Goal → Copy down every line where the string "grade" shows up.

--- BEGIN The data ---

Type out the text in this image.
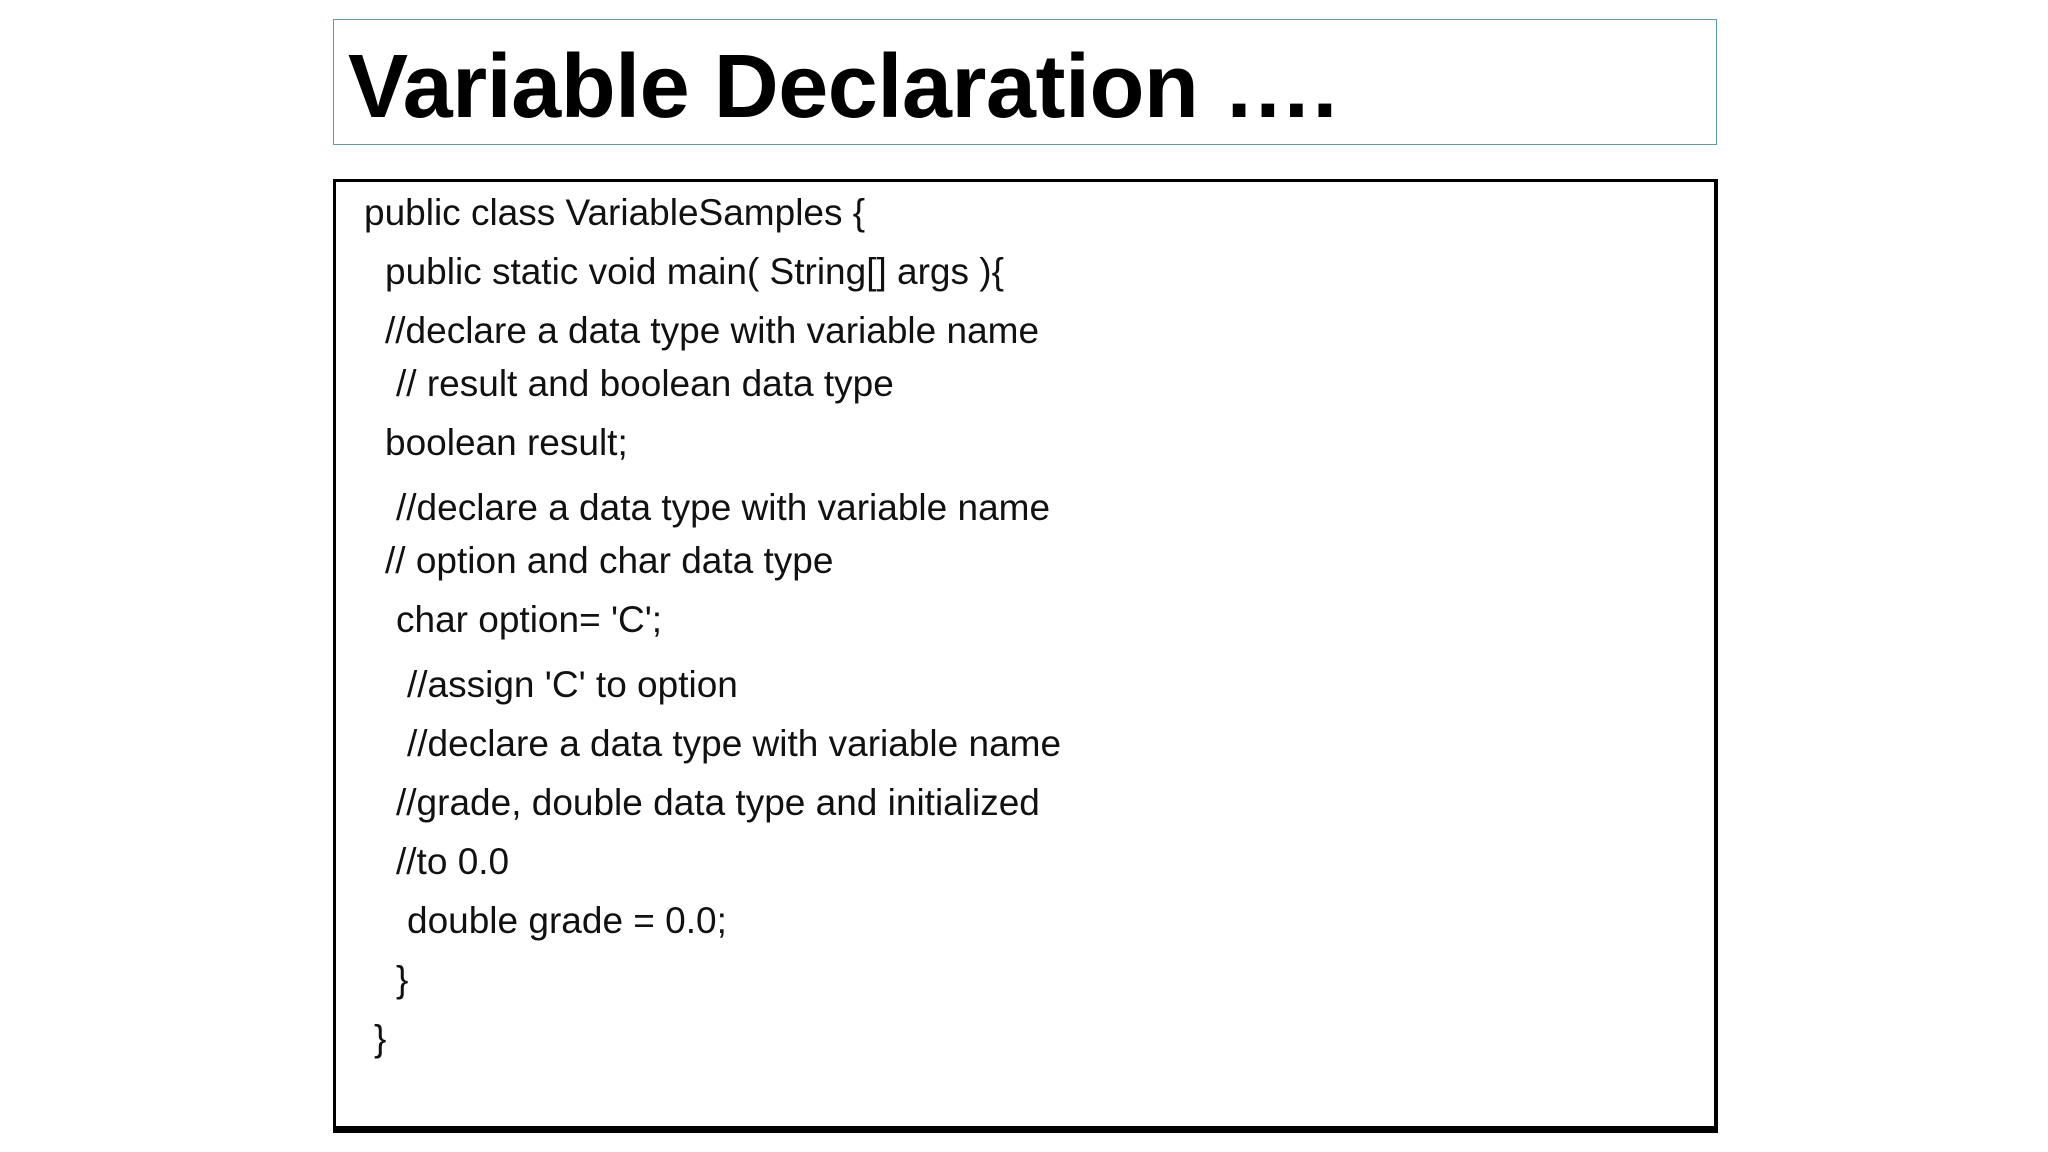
Variable Declaration ….
public class VariableSamples {
public static void main( String[] args ){
//declare a data type with variable name
// result and boolean data type
boolean result;
//declare a data type with variable name
// option and char data type
char option= 'C';
//assign 'C' to option
//declare a data type with variable name
//grade, double data type and initialized
//to 0.0
double grade = 0.0;
}
}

--- END The data ---

Task output →
//grade, double data type and initialized
double grade = 0.0;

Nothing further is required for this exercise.